What is expected: Extract, exactly as written, all lines of the material below from the line that includes "Output the text content of this document." through its last line.

Exercise materials:
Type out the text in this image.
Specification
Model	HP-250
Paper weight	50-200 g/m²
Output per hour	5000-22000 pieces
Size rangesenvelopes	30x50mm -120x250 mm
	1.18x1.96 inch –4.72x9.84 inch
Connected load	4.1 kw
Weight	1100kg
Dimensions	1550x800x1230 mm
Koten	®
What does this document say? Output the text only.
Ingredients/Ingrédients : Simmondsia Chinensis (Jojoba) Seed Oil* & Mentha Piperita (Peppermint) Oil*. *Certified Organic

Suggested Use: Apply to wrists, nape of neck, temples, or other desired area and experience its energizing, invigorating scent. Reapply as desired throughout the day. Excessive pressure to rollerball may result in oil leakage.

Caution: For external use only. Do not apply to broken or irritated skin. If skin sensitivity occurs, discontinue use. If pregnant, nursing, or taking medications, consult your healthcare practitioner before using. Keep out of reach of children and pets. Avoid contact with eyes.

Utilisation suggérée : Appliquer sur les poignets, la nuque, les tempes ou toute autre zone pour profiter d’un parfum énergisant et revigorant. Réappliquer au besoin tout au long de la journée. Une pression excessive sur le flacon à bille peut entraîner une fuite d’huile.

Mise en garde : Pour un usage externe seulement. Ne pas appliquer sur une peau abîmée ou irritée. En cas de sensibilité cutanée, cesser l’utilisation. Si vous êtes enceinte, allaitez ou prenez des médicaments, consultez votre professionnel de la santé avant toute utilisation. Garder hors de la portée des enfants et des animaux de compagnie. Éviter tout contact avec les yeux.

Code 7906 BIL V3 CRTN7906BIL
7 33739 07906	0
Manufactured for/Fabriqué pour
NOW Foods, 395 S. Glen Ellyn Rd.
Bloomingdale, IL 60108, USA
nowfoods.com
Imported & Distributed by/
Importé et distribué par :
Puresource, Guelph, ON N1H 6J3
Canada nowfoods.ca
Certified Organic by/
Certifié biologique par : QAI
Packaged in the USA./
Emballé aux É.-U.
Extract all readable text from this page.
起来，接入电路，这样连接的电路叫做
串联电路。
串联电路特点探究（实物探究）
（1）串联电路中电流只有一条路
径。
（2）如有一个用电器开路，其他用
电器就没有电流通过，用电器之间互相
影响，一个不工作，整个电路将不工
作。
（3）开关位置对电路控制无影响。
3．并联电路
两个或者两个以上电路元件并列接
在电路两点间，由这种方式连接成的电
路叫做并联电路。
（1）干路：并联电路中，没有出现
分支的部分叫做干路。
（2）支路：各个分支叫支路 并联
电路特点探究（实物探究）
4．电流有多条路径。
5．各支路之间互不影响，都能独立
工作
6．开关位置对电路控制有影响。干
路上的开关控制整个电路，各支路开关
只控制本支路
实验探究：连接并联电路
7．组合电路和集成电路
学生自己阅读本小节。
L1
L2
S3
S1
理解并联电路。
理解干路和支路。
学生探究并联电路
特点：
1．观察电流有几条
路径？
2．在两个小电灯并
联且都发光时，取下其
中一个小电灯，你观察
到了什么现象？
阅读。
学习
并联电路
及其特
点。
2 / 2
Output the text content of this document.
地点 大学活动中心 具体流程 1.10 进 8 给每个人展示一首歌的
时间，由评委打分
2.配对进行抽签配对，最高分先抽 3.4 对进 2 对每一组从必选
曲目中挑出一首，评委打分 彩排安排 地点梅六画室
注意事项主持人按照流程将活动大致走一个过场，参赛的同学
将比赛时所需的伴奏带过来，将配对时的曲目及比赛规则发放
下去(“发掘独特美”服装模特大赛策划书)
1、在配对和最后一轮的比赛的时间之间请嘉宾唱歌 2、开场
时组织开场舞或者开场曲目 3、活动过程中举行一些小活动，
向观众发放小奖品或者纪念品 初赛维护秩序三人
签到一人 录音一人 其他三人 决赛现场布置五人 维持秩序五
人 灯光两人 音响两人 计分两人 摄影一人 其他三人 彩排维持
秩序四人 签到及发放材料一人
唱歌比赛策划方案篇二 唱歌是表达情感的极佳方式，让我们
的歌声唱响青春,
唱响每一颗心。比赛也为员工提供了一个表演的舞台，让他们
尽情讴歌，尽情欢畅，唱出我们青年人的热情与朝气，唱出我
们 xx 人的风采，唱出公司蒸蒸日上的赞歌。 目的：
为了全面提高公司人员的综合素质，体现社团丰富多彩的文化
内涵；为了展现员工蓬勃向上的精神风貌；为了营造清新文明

Final answer:
Output the text content of this document.
地点 大学活动中心 具体流程 1.10 进 8 给每个人展示一首歌的
时间，由评委打分
2.配对进行抽签配对，最高分先抽 3.4 对进 2 对每一组从必选
曲目中挑出一首，评委打分 彩排安排 地点梅六画室
注意事项主持人按照流程将活动大致走一个过场，参赛的同学
将比赛时所需的伴奏带过来，将配对时的曲目及比赛规则发放
下去(“发掘独特美”服装模特大赛策划书)
1、在配对和最后一轮的比赛的时间之间请嘉宾唱歌 2、开场
时组织开场舞或者开场曲目 3、活动过程中举行一些小活动，
向观众发放小奖品或者纪念品 初赛维护秩序三人
签到一人 录音一人 其他三人 决赛现场布置五人 维持秩序五
人 灯光两人 音响两人 计分两人 摄影一人 其他三人 彩排维持
秩序四人 签到及发放材料一人
唱歌比赛策划方案篇二 唱歌是表达情感的极佳方式，让我们
的歌声唱响青春,
唱响每一颗心。比赛也为员工提供了一个表演的舞台，让他们
尽情讴歌，尽情欢畅，唱出我们青年人的热情与朝气，唱出我
们 xx 人的风采，唱出公司蒸蒸日上的赞歌。 目的：
为了全面提高公司人员的综合素质，体现社团丰富多彩的文化
内涵；为了展现员工蓬勃向上的精神风貌；为了营造清新文明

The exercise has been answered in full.